> **REQUIRED TASK**
Produce the listing below again, exactly as shown.

(Collected data)
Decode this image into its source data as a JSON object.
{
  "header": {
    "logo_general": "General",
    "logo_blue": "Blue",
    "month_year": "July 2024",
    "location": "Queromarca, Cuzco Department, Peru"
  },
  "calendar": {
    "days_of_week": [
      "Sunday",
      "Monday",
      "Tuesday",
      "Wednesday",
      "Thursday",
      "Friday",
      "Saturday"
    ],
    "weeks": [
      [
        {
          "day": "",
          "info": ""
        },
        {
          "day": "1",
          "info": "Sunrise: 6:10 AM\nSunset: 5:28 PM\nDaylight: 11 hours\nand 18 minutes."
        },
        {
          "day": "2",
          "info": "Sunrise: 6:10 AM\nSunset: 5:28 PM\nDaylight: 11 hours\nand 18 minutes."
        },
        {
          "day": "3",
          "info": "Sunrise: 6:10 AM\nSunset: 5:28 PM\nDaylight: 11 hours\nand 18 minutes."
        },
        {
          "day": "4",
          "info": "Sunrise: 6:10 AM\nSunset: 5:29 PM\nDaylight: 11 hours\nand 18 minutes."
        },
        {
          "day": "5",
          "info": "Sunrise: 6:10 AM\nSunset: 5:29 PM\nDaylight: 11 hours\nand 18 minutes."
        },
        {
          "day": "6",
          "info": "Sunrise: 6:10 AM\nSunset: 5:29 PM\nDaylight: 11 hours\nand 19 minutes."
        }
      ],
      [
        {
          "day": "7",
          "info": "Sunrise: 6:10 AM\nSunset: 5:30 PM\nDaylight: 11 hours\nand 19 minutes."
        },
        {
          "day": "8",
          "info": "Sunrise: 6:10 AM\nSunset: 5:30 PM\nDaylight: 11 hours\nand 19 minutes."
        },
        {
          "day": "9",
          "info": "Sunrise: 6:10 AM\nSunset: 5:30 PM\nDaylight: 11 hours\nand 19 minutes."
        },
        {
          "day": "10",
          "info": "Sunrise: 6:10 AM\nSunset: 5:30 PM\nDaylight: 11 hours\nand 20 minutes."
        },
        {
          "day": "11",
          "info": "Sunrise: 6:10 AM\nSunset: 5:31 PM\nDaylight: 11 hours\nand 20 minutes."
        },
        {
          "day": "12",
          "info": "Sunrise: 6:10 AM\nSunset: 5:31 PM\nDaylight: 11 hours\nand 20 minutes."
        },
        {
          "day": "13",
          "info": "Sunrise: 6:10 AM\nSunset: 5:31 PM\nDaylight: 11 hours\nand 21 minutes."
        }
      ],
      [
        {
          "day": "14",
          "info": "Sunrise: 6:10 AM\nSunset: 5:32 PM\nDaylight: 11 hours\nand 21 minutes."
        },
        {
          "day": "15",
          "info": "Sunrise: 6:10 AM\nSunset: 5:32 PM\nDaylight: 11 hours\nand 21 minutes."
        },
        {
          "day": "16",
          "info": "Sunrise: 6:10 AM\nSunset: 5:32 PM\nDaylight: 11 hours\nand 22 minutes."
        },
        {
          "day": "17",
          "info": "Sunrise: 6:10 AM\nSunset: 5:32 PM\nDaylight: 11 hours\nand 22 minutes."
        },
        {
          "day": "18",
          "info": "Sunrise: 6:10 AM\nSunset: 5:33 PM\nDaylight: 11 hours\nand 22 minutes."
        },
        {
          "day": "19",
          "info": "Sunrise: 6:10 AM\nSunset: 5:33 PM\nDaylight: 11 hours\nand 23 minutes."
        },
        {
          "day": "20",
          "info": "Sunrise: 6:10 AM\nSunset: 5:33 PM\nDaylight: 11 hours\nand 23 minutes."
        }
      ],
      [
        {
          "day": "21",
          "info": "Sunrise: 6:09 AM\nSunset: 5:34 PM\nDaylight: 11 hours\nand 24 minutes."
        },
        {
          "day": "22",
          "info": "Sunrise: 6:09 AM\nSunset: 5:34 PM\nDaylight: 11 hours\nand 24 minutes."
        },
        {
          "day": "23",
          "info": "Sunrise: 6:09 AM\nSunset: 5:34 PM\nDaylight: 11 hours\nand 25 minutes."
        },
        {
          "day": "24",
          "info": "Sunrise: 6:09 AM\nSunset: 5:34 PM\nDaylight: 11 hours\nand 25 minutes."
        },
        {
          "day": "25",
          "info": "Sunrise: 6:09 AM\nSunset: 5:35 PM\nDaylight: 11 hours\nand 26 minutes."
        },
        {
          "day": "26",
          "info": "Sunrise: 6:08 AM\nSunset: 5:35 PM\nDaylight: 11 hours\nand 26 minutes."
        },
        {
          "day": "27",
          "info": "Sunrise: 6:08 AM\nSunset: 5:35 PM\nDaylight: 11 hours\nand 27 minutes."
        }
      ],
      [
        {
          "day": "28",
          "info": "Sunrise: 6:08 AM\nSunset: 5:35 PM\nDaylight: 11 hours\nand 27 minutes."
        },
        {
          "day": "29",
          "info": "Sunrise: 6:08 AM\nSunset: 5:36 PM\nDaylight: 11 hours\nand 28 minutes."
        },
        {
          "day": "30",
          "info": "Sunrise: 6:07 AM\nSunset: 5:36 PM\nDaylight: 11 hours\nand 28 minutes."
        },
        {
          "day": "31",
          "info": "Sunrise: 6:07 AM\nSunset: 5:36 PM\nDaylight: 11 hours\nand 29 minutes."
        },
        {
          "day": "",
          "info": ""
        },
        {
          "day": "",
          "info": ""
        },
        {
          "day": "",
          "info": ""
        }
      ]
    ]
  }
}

> **THE REPLY**
Decode this image into its source data as a JSON object.
{
  "header": {
    "logo_general": "General",
    "logo_blue": "Blue",
    "month_year": "July 2024",
    "location": "Queromarca, Cuzco Department, Peru"
  },
  "calendar": {
    "days_of_week": [
      "Sunday",
      "Monday",
      "Tuesday",
      "Wednesday",
      "Thursday",
      "Friday",
      "Saturday"
    ],
    "weeks": [
      [
        {
          "day": "",
          "info": ""
        },
        {
          "day": "1",
          "info": "Sunrise: 6:10 AM\nSunset: 5:28 PM\nDaylight: 11 hours\nand 18 minutes."
        },
        {
          "day": "2",
          "info": "Sunrise: 6:10 AM\nSunset: 5:28 PM\nDaylight: 11 hours\nand 18 minutes."
        },
        {
          "day": "3",
          "info": "Sunrise: 6:10 AM\nSunset: 5:28 PM\nDaylight: 11 hours\nand 18 minutes."
        },
        {
          "day": "4",
          "info": "Sunrise: 6:10 AM\nSunset: 5:29 PM\nDaylight: 11 hours\nand 18 minutes."
        },
        {
          "day": "5",
          "info": "Sunrise: 6:10 AM\nSunset: 5:29 PM\nDaylight: 11 hours\nand 18 minutes."
        },
        {
          "day": "6",
          "info": "Sunrise: 6:10 AM\nSunset: 5:29 PM\nDaylight: 11 hours\nand 19 minutes."
        }
      ],
      [
        {
          "day": "7",
          "info": "Sunrise: 6:10 AM\nSunset: 5:30 PM\nDaylight: 11 hours\nand 19 minutes."
        },
        {
          "day": "8",
          "info": "Sunrise: 6:10 AM\nSunset: 5:30 PM\nDaylight: 11 hours\nand 19 minutes."
        },
        {
          "day": "9",
          "info": "Sunrise: 6:10 AM\nSunset: 5:30 PM\nDaylight: 11 hours\nand 19 minutes."
        },
        {
          "day": "10",
          "info": "Sunrise: 6:10 AM\nSunset: 5:30 PM\nDaylight: 11 hours\nand 20 minutes."
        },
        {
          "day": "11",
          "info": "Sunrise: 6:10 AM\nSunset: 5:31 PM\nDaylight: 11 hours\nand 20 minutes."
        },
        {
          "day": "12",
          "info": "Sunrise: 6:10 AM\nSunset: 5:31 PM\nDaylight: 11 hours\nand 20 minutes."
        },
        {
          "day": "13",
          "info": "Sunrise: 6:10 AM\nSunset: 5:31 PM\nDaylight: 11 hours\nand 21 minutes."
        }
      ],
      [
        {
          "day": "14",
          "info": "Sunrise: 6:10 AM\nSunset: 5:32 PM\nDaylight: 11 hours\nand 21 minutes."
        },
        {
          "day": "15",
          "info": "Sunrise: 6:10 AM\nSunset: 5:32 PM\nDaylight: 11 hours\nand 21 minutes."
        },
        {
          "day": "16",
          "info": "Sunrise: 6:10 AM\nSunset: 5:32 PM\nDaylight: 11 hours\nand 22 minutes."
        },
        {
          "day": "17",
          "info": "Sunrise: 6:10 AM\nSunset: 5:32 PM\nDaylight: 11 hours\nand 22 minutes."
        },
        {
          "day": "18",
          "info": "Sunrise: 6:10 AM\nSunset: 5:33 PM\nDaylight: 11 hours\nand 22 minutes."
        },
        {
          "day": "19",
          "info": "Sunrise: 6:10 AM\nSunset: 5:33 PM\nDaylight: 11 hours\nand 23 minutes."
        },
        {
          "day": "20",
          "info": "Sunrise: 6:10 AM\nSunset: 5:33 PM\nDaylight: 11 hours\nand 23 minutes."
        }
      ],
      [
        {
          "day": "21",
          "info": "Sunrise: 6:09 AM\nSunset: 5:34 PM\nDaylight: 11 hours\nand 24 minutes."
        },
        {
          "day": "22",
          "info": "Sunrise: 6:09 AM\nSunset: 5:34 PM\nDaylight: 11 hours\nand 24 minutes."
        },
        {
          "day": "23",
          "info": "Sunrise: 6:09 AM\nSunset: 5:34 PM\nDaylight: 11 hours\nand 25 minutes."
        },
        {
          "day": "24",
          "info": "Sunrise: 6:09 AM\nSunset: 5:34 PM\nDaylight: 11 hours\nand 25 minutes."
        },
        {
          "day": "25",
          "info": "Sunrise: 6:09 AM\nSunset: 5:35 PM\nDaylight: 11 hours\nand 26 minutes."
        },
        {
          "day": "26",
          "info": "Sunrise: 6:08 AM\nSunset: 5:35 PM\nDaylight: 11 hours\nand 26 minutes."
        },
        {
          "day": "27",
          "info": "Sunrise: 6:08 AM\nSunset: 5:35 PM\nDaylight: 11 hours\nand 27 minutes."
        }
      ],
      [
        {
          "day": "28",
          "info": "Sunrise: 6:08 AM\nSunset: 5:35 PM\nDaylight: 11 hours\nand 27 minutes."
        },
        {
          "day": "29",
          "info": "Sunrise: 6:08 AM\nSunset: 5:36 PM\nDaylight: 11 hours\nand 28 minutes."
        },
        {
          "day": "30",
          "info": "Sunrise: 6:07 AM\nSunset: 5:36 PM\nDaylight: 11 hours\nand 28 minutes."
        },
        {
          "day": "31",
          "info": "Sunrise: 6:07 AM\nSunset: 5:36 PM\nDaylight: 11 hours\nand 29 minutes."
        },
        {
          "day": "",
          "info": ""
        },
        {
          "day": "",
          "info": ""
        },
        {
          "day": "",
          "info": ""
        }
      ]
    ]
  }
}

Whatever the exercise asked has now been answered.